- [Objective]
Transcribe each of the records below exactly, excluding all pictures.
* Begin *
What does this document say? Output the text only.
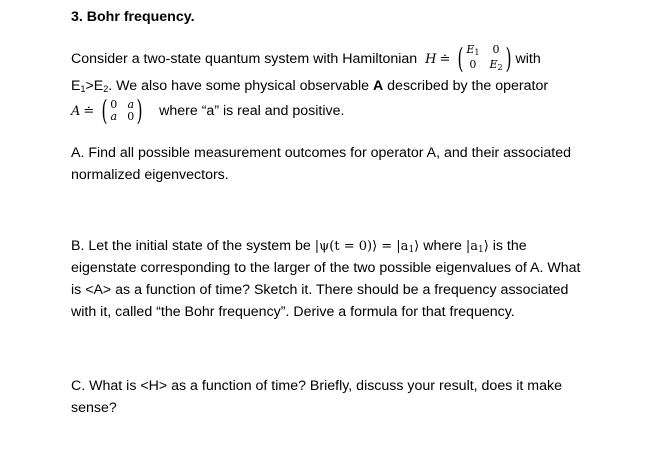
3. Bohr frequency.
Consider a two-state quantum system with Hamiltonian H ≐ ( $E_1$ 0
0 $E_2$ ) with
E1>E2. We also have some physical observable A described by the operator
A ≐ ( 0 a
a 0 ) where “a” is real and positive.
A. Find all possible measurement outcomes for operator A, and their associated
normalized eigenvectors.
B. Let the initial state of the system be |ψ(t = 0)⟩ = |a1⟩ where |a1⟩ is the
eigenstate corresponding to the larger of the two possible eigenvalues of A. What
is <A> as a function of time? Sketch it. There should be a frequency associated
with it, called “the Bohr frequency”. Derive a formula for that frequency.
C. What is <H> as a function of time? Briefly, discuss your result, does it make
sense?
* End *
- [Full solution]
What does this document say? Output the text only.
3. Bohr frequency.
Consider a two-state quantum system with Hamiltonian H ≐ ( $E_1$ 0
0 $E_2$ ) with
E1>E2. We also have some physical observable A described by the operator
A ≐ ( 0 a
a 0 ) where “a” is real and positive.
A. Find all possible measurement outcomes for operator A, and their associated
normalized eigenvectors.
B. Let the initial state of the system be |ψ(t = 0)⟩ = |a1⟩ where |a1⟩ is the
eigenstate corresponding to the larger of the two possible eigenvalues of A. What
is <A> as a function of time? Sketch it. There should be a frequency associated
with it, called “the Bohr frequency”. Derive a formula for that frequency.
C. What is <H> as a function of time? Briefly, discuss your result, does it make
sense?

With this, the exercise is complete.